*Your assignment:* When a line below contains the word "JSON", copy that line.

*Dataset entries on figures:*
------------------------------------------------------------------------

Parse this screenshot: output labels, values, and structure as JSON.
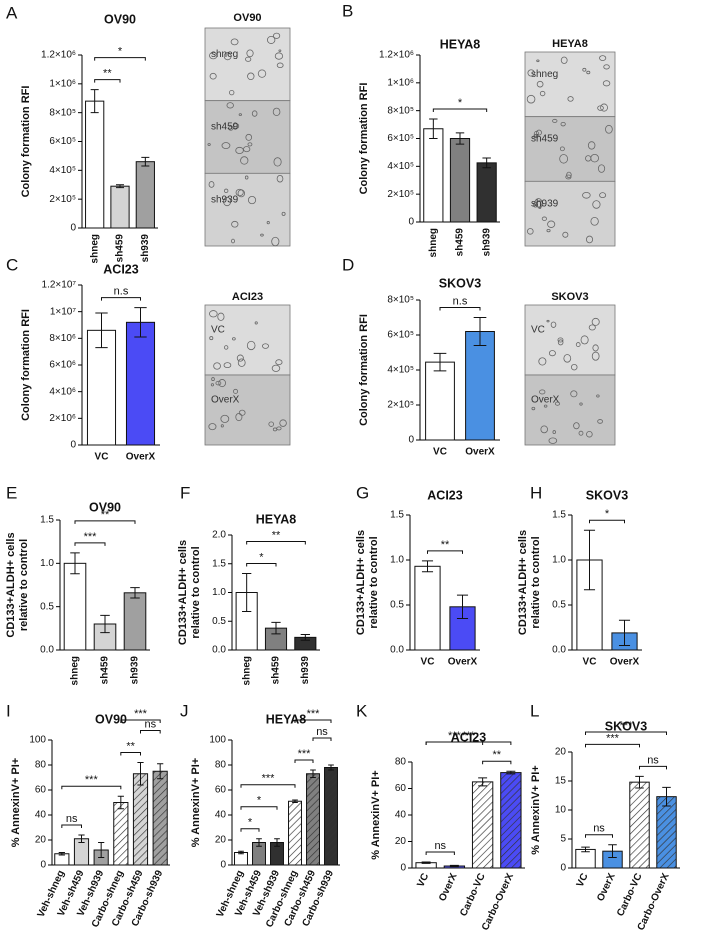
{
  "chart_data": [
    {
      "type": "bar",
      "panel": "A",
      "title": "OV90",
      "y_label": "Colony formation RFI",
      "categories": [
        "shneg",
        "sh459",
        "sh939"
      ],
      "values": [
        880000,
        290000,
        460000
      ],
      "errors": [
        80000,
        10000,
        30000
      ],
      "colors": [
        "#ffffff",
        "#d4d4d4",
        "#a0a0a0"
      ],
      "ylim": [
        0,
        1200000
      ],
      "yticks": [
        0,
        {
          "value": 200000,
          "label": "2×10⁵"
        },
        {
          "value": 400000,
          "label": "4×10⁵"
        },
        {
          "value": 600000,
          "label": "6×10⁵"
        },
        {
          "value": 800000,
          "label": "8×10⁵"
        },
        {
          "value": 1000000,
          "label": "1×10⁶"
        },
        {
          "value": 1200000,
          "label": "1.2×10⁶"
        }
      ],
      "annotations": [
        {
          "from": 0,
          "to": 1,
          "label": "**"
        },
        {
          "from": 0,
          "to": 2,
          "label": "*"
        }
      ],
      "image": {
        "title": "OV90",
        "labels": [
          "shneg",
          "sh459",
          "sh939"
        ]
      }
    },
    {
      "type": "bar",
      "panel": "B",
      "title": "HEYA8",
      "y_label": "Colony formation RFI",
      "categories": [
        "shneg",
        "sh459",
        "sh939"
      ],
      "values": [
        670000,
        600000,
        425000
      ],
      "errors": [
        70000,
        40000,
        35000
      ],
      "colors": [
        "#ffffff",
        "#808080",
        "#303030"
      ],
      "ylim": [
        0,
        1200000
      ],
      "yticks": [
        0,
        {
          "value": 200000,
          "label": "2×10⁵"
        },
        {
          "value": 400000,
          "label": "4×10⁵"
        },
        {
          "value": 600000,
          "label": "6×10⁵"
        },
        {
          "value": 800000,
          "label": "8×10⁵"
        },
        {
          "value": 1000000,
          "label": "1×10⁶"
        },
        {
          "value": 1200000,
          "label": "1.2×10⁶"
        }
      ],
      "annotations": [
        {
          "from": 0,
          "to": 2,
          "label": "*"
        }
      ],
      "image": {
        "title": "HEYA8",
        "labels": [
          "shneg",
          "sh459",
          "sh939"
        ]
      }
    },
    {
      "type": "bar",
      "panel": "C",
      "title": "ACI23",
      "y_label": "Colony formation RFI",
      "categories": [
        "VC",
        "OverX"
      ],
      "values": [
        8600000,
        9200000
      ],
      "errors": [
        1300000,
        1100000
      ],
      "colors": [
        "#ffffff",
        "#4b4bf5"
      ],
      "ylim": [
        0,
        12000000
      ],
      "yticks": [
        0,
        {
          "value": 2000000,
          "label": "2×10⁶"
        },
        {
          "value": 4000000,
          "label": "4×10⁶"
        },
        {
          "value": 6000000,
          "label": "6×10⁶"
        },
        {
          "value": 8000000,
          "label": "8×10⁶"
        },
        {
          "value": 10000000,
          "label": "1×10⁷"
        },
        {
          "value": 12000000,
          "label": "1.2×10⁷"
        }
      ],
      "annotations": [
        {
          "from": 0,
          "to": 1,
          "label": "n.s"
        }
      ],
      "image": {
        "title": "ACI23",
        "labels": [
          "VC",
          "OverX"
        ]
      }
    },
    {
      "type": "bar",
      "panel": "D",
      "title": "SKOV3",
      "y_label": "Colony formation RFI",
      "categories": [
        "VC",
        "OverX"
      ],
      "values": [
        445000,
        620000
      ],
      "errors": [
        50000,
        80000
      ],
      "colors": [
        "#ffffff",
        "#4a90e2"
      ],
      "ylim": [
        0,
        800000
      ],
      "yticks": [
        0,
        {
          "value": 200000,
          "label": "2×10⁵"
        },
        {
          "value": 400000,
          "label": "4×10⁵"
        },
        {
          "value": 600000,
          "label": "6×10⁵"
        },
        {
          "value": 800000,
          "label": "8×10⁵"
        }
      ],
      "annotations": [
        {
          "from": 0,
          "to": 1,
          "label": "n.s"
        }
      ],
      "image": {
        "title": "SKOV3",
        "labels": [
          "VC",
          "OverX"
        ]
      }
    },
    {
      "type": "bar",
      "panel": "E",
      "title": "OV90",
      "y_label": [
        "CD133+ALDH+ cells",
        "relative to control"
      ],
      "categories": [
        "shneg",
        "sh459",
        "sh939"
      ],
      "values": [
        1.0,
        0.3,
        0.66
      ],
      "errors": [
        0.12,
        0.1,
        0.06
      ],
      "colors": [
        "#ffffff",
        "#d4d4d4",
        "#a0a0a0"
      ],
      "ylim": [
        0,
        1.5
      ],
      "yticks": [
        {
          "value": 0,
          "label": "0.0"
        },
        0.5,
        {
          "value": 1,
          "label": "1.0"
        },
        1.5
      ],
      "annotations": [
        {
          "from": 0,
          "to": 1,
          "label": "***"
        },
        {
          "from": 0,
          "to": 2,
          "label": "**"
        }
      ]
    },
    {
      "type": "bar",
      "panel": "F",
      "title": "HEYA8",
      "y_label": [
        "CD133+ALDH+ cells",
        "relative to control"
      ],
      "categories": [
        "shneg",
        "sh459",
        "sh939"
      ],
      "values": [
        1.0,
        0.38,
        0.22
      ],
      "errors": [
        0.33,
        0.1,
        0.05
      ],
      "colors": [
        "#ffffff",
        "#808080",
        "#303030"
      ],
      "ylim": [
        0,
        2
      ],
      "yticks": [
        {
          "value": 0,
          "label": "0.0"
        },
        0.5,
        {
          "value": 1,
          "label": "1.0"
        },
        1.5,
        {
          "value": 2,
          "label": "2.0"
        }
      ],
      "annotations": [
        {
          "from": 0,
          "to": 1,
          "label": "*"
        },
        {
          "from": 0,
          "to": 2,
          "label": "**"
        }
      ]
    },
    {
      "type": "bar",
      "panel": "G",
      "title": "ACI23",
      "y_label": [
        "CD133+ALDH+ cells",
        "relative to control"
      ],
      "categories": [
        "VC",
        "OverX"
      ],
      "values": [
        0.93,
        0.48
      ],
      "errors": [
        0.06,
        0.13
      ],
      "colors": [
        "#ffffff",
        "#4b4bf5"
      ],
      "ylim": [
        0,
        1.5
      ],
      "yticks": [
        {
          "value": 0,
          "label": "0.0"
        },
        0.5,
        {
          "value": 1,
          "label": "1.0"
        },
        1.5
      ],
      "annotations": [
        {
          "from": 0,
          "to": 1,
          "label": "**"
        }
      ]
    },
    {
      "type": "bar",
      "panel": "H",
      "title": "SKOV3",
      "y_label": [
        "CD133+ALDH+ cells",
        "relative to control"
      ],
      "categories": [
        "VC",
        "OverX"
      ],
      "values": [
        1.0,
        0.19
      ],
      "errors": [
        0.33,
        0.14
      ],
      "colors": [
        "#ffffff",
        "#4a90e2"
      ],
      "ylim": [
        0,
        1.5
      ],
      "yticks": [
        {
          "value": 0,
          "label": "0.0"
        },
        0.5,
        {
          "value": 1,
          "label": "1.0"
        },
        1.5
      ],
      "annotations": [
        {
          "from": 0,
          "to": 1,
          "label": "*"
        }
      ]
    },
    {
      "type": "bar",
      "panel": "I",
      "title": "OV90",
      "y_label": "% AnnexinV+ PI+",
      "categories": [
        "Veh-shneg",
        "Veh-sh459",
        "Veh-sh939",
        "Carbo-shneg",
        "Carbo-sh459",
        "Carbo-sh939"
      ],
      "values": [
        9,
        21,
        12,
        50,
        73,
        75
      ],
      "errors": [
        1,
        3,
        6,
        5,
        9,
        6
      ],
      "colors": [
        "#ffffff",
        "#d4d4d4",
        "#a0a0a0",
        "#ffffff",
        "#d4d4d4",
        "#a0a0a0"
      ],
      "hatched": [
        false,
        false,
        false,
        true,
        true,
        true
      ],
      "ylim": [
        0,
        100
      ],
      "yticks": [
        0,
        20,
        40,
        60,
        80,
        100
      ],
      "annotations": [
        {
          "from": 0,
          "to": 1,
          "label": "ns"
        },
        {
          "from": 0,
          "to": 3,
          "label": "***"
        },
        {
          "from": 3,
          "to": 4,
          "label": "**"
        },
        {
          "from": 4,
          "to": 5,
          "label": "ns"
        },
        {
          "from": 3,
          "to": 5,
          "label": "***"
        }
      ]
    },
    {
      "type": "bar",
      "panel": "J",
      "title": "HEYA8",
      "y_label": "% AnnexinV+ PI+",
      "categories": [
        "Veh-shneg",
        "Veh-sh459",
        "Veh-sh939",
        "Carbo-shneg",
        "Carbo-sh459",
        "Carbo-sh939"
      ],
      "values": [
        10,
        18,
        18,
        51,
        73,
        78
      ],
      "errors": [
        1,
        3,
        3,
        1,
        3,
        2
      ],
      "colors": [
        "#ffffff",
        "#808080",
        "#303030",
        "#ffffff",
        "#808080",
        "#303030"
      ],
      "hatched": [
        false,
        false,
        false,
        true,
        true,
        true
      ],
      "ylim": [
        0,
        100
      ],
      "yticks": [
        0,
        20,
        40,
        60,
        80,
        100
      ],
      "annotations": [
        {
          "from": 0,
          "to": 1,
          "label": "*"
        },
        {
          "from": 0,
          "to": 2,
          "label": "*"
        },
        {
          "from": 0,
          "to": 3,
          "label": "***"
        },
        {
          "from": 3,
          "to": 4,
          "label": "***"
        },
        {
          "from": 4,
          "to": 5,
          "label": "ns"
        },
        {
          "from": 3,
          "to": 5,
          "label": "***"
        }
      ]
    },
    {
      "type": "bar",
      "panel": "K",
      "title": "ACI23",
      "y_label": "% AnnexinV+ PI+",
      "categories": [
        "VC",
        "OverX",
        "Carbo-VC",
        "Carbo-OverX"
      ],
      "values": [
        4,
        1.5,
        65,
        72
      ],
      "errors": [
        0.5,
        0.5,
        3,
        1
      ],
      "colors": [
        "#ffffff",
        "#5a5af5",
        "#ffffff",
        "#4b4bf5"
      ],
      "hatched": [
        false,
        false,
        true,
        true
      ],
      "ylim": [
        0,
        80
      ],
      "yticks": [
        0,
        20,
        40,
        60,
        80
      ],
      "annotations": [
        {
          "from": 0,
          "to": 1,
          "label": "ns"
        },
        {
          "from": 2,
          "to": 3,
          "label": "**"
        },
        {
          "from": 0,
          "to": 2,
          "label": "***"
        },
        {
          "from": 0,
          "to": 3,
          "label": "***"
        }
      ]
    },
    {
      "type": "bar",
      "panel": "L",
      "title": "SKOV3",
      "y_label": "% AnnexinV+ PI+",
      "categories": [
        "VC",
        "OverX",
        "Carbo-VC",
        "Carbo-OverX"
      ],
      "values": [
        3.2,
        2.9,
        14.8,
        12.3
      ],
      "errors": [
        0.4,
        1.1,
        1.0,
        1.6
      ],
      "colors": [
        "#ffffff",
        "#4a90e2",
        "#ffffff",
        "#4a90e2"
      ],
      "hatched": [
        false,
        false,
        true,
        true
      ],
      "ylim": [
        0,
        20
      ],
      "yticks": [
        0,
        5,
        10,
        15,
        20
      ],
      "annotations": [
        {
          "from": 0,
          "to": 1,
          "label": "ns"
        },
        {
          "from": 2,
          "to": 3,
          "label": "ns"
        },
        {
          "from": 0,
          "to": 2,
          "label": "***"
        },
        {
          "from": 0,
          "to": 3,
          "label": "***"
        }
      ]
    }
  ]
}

------------------------------------------------------------------------

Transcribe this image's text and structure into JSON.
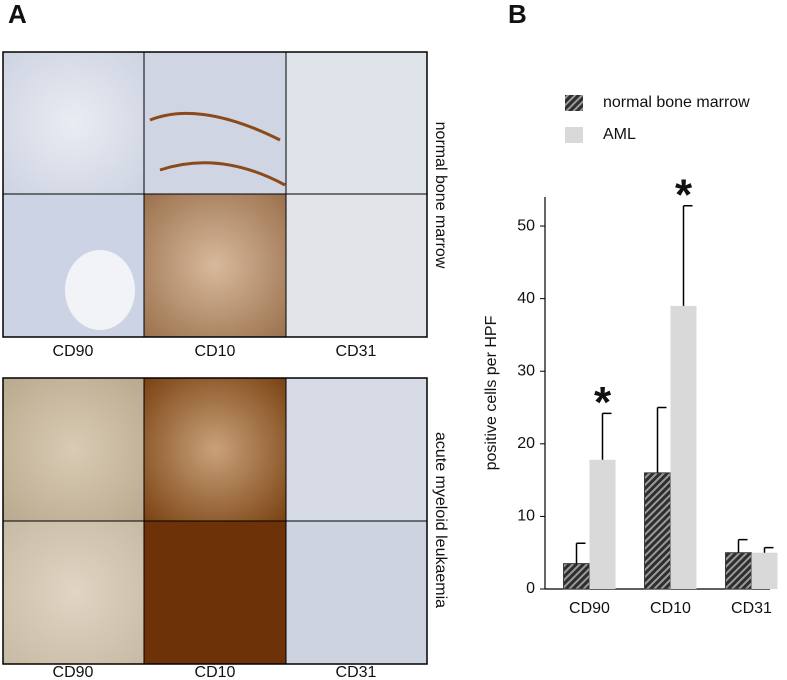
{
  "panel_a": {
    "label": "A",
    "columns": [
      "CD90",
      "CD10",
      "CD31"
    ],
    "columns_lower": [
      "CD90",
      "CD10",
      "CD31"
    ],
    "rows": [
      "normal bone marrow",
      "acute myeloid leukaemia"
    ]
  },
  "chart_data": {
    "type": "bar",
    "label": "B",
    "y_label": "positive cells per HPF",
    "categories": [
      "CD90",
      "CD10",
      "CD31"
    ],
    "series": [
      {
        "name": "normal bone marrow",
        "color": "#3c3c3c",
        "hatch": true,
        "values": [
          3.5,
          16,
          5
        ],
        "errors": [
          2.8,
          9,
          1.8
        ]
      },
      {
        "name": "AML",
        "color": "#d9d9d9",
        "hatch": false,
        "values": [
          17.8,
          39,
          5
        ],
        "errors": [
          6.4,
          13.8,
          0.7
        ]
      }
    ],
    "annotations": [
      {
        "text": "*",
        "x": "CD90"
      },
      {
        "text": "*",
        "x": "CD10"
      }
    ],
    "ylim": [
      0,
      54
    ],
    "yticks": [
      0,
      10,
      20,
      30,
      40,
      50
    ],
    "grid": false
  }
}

------------------------------------------------------------------------

*Output below:*
Parse this screenshot: output labels, values, and structure as JSON.
Transcribe this image's text and structure into JSON.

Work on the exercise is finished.